Repeat the listing in full. Nothing may be added or left out.

## [STORED DATA]
────────────────────

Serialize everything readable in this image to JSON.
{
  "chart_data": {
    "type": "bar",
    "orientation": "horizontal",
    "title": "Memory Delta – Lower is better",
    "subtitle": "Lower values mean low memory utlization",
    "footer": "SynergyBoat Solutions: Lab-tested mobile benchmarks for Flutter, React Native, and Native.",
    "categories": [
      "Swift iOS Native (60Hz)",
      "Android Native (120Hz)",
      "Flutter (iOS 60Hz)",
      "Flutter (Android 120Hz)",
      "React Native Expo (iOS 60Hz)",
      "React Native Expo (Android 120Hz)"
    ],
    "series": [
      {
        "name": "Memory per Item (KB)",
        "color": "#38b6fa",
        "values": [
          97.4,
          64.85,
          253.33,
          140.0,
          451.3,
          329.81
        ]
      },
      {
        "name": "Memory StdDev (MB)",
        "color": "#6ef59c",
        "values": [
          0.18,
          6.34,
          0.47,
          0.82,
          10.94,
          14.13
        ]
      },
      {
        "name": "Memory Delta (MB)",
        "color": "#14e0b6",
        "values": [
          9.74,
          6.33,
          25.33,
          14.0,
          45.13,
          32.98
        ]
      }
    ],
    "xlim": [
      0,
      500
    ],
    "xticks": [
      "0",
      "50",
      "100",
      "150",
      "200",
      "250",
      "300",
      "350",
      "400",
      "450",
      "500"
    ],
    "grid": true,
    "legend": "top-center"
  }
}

────────────────────

## [IN RESPONSE]
Serialize everything readable in this image to JSON.
{
  "chart_data": {
    "type": "bar",
    "orientation": "horizontal",
    "title": "Memory Delta – Lower is better",
    "subtitle": "Lower values mean low memory utlization",
    "footer": "SynergyBoat Solutions: Lab-tested mobile benchmarks for Flutter, React Native, and Native.",
    "categories": [
      "Swift iOS Native (60Hz)",
      "Android Native (120Hz)",
      "Flutter (iOS 60Hz)",
      "Flutter (Android 120Hz)",
      "React Native Expo (iOS 60Hz)",
      "React Native Expo (Android 120Hz)"
    ],
    "series": [
      {
        "name": "Memory per Item (KB)",
        "color": "#38b6fa",
        "values": [
          97.4,
          64.85,
          253.33,
          140.0,
          451.3,
          329.81
        ]
      },
      {
        "name": "Memory StdDev (MB)",
        "color": "#6ef59c",
        "values": [
          0.18,
          6.34,
          0.47,
          0.82,
          10.94,
          14.13
        ]
      },
      {
        "name": "Memory Delta (MB)",
        "color": "#14e0b6",
        "values": [
          9.74,
          6.33,
          25.33,
          14.0,
          45.13,
          32.98
        ]
      }
    ],
    "xlim": [
      0,
      500
    ],
    "xticks": [
      "0",
      "50",
      "100",
      "150",
      "200",
      "250",
      "300",
      "350",
      "400",
      "450",
      "500"
    ],
    "grid": true,
    "legend": "top-center"
  }
}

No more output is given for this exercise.